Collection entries
>>>

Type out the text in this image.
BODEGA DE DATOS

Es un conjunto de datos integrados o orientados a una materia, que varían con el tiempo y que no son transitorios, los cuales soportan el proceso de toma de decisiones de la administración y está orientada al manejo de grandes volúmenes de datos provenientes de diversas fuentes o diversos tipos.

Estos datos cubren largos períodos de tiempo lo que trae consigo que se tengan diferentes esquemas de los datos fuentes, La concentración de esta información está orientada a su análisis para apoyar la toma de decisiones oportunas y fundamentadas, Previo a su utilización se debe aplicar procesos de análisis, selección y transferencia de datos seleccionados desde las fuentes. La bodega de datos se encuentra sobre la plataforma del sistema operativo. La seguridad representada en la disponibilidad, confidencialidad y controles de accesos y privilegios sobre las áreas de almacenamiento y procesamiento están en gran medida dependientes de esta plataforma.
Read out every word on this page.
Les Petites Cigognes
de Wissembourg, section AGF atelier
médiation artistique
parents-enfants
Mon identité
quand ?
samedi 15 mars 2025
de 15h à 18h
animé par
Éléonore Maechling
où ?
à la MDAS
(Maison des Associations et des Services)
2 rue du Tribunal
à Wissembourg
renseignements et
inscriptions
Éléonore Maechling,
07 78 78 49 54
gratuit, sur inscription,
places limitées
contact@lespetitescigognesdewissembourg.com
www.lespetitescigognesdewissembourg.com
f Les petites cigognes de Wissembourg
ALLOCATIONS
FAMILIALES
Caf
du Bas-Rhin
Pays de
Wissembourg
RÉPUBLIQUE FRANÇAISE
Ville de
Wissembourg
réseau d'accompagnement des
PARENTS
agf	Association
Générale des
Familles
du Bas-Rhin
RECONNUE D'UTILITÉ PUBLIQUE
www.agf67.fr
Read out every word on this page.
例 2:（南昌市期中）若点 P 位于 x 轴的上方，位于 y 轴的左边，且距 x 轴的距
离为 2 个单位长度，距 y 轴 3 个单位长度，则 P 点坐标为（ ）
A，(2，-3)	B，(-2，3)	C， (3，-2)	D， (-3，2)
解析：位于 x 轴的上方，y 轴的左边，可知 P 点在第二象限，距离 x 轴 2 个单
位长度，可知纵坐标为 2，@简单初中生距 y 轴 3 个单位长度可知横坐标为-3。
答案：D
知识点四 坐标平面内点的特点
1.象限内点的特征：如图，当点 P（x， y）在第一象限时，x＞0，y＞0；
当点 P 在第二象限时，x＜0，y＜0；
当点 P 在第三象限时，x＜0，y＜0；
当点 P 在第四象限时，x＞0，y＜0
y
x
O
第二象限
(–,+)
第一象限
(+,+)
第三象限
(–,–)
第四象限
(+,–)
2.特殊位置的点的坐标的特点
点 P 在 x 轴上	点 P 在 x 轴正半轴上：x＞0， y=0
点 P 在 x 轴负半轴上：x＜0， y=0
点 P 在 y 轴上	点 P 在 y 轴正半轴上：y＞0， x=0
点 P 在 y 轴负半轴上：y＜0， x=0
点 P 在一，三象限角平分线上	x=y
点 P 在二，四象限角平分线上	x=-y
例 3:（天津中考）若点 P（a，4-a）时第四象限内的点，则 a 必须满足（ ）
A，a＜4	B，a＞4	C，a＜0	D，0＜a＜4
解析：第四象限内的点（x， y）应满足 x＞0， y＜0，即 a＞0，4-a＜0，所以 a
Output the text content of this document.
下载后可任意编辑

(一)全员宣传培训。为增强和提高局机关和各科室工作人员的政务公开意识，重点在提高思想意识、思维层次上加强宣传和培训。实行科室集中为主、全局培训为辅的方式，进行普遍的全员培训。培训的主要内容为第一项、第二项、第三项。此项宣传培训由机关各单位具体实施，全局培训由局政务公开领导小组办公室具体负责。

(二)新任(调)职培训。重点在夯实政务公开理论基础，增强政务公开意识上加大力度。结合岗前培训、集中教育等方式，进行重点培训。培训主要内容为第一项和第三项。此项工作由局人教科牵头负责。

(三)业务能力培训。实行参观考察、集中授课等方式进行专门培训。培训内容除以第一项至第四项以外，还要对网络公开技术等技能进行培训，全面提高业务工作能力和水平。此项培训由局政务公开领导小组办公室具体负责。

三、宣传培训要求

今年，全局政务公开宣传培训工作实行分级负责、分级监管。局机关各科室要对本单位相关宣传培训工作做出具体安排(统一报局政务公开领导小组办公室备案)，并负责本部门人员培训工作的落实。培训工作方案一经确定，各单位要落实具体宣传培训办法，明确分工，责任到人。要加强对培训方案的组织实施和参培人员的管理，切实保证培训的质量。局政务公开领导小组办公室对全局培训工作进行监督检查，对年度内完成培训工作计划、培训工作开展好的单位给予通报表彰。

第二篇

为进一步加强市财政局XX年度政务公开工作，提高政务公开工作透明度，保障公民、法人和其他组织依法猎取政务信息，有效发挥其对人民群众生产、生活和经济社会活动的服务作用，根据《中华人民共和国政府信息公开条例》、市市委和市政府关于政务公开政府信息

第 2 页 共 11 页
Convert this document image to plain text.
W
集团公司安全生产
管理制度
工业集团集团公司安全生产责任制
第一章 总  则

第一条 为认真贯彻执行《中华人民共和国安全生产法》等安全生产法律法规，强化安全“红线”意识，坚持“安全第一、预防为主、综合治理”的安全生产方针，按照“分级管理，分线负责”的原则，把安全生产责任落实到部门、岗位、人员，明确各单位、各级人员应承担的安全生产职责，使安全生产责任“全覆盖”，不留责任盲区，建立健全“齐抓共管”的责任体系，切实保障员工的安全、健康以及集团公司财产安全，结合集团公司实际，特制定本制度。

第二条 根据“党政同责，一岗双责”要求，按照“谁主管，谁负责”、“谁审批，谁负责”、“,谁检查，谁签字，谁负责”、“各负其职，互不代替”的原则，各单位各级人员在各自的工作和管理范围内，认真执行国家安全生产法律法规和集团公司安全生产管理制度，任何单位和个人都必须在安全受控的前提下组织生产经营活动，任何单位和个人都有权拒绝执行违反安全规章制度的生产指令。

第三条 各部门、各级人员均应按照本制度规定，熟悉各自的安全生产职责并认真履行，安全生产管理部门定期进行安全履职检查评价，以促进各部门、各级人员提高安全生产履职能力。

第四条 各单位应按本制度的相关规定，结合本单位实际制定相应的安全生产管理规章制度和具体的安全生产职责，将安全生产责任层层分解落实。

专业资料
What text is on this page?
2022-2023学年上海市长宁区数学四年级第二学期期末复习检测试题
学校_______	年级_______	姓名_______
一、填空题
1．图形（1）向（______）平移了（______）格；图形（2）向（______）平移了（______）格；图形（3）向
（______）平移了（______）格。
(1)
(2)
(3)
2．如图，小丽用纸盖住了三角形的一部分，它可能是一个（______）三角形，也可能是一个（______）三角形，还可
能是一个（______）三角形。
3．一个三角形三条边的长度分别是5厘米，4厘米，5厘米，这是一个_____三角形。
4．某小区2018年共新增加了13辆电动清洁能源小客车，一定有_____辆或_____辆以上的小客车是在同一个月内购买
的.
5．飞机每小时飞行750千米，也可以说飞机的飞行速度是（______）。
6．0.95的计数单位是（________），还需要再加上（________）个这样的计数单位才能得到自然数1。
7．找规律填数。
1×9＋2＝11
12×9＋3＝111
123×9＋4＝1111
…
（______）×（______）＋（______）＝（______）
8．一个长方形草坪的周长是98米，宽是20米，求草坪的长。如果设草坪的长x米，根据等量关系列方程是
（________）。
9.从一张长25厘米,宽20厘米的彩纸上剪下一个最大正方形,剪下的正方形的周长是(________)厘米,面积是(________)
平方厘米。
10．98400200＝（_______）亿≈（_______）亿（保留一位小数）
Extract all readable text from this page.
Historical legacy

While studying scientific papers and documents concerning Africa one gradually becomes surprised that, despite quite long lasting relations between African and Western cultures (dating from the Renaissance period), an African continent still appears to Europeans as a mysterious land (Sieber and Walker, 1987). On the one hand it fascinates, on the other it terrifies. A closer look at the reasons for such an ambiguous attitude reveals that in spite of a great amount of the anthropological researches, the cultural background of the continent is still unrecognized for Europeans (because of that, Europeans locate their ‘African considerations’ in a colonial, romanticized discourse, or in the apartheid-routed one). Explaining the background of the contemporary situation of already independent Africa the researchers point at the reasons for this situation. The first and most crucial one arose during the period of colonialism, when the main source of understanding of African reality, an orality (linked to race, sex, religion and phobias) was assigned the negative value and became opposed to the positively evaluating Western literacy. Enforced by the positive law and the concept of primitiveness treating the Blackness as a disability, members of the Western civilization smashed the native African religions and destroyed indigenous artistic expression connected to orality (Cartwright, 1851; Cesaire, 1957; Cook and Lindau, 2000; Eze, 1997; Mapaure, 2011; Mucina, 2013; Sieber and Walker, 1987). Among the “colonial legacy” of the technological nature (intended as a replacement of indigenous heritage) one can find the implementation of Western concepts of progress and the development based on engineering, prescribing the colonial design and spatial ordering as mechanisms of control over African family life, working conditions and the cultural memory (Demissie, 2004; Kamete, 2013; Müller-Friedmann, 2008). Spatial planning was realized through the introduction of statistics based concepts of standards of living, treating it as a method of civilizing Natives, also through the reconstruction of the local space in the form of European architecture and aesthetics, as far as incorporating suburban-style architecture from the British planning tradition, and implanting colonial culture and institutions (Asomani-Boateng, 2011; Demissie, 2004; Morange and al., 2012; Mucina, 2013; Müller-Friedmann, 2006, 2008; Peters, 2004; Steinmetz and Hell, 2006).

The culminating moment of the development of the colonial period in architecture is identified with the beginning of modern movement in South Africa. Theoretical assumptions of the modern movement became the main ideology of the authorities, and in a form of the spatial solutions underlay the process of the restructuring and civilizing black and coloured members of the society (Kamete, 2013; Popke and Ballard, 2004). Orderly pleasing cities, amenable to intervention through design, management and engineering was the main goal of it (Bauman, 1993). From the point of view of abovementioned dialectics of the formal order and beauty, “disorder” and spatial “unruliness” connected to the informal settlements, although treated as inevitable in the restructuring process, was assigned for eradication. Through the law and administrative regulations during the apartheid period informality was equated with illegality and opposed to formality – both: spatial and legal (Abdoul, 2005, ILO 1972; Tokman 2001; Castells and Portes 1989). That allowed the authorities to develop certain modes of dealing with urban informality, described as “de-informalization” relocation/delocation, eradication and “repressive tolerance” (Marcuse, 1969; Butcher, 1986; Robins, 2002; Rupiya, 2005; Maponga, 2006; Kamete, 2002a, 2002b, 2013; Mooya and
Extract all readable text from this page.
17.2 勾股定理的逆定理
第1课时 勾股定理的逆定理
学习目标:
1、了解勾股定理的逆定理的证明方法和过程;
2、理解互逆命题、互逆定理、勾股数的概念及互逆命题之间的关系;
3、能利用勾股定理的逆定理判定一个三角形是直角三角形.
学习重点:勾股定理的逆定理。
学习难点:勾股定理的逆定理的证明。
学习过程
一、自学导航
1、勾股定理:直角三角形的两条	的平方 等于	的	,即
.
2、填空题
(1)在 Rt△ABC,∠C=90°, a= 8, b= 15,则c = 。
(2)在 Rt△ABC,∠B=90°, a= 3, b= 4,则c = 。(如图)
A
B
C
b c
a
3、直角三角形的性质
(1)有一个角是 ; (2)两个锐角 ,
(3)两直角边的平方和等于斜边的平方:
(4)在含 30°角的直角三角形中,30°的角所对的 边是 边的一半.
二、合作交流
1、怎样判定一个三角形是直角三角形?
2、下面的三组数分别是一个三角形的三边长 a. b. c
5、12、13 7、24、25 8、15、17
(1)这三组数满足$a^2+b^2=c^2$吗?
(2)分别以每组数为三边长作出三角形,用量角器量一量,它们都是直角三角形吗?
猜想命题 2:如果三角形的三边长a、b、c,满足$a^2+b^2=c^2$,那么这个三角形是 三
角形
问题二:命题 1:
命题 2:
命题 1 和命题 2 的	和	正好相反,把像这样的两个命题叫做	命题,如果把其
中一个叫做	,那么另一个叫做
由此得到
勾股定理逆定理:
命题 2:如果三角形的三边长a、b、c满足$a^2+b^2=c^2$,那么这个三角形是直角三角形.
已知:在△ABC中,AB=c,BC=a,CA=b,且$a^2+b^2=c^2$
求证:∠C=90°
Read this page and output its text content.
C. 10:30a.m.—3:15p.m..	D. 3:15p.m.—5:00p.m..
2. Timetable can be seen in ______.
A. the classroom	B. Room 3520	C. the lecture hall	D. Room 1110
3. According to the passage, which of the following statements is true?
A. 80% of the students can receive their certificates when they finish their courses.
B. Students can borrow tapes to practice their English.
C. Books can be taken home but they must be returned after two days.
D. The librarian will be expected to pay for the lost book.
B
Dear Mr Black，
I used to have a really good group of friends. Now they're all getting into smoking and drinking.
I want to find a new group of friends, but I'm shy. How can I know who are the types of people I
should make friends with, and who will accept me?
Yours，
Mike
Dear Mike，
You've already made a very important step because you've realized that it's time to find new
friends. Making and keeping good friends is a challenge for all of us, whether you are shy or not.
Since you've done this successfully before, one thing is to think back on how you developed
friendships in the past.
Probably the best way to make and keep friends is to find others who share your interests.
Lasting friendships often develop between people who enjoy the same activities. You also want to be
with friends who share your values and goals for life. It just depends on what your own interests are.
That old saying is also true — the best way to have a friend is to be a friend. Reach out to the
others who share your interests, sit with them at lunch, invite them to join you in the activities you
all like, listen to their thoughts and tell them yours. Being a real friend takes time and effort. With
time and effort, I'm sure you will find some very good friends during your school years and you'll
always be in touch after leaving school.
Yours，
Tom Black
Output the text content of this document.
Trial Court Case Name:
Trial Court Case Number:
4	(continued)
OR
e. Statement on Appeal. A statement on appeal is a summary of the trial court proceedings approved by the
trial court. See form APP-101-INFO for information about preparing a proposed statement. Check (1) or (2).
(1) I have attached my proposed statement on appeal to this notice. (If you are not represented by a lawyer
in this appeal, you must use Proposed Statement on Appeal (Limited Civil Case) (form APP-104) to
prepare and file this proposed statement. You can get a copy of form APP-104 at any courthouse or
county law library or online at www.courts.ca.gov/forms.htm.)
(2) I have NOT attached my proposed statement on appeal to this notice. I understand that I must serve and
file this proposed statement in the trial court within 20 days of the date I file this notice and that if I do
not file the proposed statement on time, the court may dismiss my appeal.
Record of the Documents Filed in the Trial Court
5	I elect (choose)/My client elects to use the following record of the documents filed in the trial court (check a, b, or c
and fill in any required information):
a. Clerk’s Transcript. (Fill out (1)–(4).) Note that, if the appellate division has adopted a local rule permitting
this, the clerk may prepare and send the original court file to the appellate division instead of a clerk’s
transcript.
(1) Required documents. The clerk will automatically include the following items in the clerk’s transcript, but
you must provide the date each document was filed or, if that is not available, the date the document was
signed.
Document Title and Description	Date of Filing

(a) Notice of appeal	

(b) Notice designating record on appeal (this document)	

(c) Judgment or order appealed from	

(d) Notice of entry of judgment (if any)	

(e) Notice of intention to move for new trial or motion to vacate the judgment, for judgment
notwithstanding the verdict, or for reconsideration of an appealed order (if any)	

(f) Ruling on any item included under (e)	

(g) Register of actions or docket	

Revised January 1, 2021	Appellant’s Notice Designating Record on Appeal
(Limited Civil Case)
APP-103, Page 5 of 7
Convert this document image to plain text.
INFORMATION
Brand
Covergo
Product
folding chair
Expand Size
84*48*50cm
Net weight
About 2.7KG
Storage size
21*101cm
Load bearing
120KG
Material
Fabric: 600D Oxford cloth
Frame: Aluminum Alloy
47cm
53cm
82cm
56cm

<<<

■ **What is being asked**:
In the entries above, identify every line with the string "effort".

■ **Full solution**:
all like, listen to their thoughts and tell them yours. Being a real friend takes time and effort. With
time and effort, I'm sure you will find some very good friends during your school years and you'll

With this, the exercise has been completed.